** Provided data follows **
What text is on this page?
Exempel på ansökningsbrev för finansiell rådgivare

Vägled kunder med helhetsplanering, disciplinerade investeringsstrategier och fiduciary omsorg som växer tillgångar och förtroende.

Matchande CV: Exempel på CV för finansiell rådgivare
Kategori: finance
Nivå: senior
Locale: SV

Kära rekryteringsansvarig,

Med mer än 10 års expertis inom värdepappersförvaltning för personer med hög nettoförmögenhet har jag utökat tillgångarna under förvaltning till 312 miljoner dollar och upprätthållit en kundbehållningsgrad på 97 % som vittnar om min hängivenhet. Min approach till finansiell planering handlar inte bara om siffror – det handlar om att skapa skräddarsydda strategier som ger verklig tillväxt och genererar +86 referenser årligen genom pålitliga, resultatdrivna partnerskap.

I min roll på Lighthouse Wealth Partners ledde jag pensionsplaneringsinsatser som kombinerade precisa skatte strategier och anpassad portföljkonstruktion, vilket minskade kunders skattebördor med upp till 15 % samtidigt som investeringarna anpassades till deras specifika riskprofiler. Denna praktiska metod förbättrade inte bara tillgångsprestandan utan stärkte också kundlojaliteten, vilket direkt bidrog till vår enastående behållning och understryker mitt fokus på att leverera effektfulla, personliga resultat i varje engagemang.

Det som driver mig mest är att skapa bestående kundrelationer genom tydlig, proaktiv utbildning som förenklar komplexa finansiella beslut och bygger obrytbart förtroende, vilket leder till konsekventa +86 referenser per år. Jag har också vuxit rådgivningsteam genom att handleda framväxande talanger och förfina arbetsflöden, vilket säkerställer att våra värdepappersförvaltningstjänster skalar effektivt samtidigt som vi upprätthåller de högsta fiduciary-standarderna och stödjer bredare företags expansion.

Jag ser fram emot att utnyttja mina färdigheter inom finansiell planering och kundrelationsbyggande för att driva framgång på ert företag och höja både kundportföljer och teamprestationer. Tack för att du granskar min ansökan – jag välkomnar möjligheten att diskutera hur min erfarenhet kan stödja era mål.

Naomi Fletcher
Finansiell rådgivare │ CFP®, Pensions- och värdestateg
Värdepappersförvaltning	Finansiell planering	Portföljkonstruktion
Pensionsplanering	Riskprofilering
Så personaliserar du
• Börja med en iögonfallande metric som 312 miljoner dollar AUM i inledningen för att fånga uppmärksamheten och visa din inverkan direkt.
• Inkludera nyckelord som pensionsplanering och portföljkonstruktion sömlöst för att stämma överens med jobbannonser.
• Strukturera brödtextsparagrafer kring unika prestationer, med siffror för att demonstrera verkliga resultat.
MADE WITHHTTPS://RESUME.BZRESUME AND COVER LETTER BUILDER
** End of Provided data **
Exercise: Every line with "också" in it should be copied from the entries.

Result for this task:
I min roll på Lighthouse Wealth Partners ledde jag pensionsplaneringsinsatser som kombinerade precisa skatte strategier och anpassad portföljkonstruktion, vilket minskade kunders skattebördor med upp till 15 % samtidigt som investeringarna anpassades till deras specifika riskprofiler. Denna praktiska metod förbättrade inte bara tillgångsprestandan utan stärkte också kundlojaliteten, vilket direkt bidrog till vår enastående behållning och understryker mitt fokus på att leverera effektfulla, personliga resultat i varje engagemang.
Det som driver mig mest är att skapa bestående kundrelationer genom tydlig, proaktiv utbildning som förenklar komplexa finansiella beslut och bygger obrytbart förtroende, vilket leder till konsekventa +86 referenser per år. Jag har också vuxit rådgivningsteam genom att handleda framväxande talanger och förfina arbetsflöden, vilket säkerställer att våra värdepappersförvaltningstjänster skalar effektivt samtidigt som vi upprätthåller de högsta fiduciary-standarderna och stödjer bredare företags expansion.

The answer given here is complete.